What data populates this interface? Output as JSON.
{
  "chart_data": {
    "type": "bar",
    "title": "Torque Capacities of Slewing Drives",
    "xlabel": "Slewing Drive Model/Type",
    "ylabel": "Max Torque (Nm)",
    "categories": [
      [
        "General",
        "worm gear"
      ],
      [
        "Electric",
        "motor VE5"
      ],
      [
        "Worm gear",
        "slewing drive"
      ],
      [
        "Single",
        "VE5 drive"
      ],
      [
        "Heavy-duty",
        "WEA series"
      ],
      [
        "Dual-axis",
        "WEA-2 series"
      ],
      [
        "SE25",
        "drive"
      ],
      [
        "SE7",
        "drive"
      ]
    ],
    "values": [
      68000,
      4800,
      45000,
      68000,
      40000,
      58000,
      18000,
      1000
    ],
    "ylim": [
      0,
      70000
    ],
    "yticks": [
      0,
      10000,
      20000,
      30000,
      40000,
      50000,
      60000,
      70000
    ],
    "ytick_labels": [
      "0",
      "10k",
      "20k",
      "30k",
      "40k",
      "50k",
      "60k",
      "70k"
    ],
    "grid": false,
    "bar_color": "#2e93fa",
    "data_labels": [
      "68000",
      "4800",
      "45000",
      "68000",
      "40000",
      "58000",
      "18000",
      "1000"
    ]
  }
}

==

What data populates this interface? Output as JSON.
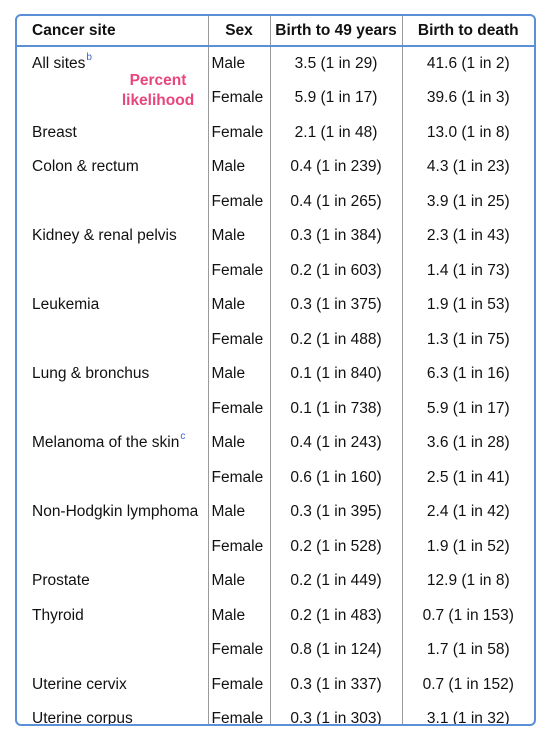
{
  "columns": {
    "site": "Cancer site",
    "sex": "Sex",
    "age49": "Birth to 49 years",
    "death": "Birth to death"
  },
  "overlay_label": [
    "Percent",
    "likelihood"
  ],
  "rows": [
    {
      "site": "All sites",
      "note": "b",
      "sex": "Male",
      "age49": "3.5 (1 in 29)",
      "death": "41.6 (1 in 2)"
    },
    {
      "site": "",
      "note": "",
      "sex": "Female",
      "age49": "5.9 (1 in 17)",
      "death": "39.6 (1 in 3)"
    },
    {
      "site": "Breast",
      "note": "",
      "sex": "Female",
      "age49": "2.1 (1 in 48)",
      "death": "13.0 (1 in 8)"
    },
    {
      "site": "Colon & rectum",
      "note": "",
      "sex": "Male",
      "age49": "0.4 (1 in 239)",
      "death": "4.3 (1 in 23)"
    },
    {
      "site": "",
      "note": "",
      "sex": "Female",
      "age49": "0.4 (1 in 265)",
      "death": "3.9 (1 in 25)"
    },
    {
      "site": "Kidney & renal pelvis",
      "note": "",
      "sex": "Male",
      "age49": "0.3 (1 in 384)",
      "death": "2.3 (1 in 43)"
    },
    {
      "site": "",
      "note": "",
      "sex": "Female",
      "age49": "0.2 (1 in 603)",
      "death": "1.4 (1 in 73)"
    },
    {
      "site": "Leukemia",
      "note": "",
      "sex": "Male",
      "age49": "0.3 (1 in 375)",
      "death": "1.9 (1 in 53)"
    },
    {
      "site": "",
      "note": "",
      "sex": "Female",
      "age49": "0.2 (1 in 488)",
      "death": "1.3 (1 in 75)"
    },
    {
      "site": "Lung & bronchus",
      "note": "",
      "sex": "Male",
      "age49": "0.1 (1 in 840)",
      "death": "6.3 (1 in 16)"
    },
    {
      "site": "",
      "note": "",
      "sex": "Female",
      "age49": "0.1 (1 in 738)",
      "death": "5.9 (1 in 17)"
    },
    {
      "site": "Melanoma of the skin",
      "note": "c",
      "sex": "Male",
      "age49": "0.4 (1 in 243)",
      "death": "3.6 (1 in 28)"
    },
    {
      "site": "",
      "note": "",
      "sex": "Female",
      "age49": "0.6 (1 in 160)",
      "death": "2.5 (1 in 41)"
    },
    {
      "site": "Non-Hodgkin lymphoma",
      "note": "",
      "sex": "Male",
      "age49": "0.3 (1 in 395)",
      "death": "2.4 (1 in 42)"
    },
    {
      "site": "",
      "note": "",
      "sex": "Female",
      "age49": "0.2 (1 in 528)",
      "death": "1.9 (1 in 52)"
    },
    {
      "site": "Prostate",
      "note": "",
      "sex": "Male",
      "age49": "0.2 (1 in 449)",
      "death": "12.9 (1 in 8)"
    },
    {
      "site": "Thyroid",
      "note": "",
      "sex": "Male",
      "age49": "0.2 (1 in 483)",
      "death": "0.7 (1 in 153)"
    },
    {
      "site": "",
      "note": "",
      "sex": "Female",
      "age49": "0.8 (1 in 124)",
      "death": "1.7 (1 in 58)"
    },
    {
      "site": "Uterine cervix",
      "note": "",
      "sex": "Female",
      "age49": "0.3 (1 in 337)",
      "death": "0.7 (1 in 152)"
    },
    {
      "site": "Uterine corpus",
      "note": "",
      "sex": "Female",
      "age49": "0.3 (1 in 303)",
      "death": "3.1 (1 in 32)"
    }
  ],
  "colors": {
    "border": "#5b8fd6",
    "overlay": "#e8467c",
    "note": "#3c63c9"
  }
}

» **EXERCISE PROMPT**
Pull every line containing "Torque" out of the data above.

» **THE SOLUTION**
    "title": "Torque Capacities of Slewing Drives",
    "ylabel": "Max Torque (Nm)",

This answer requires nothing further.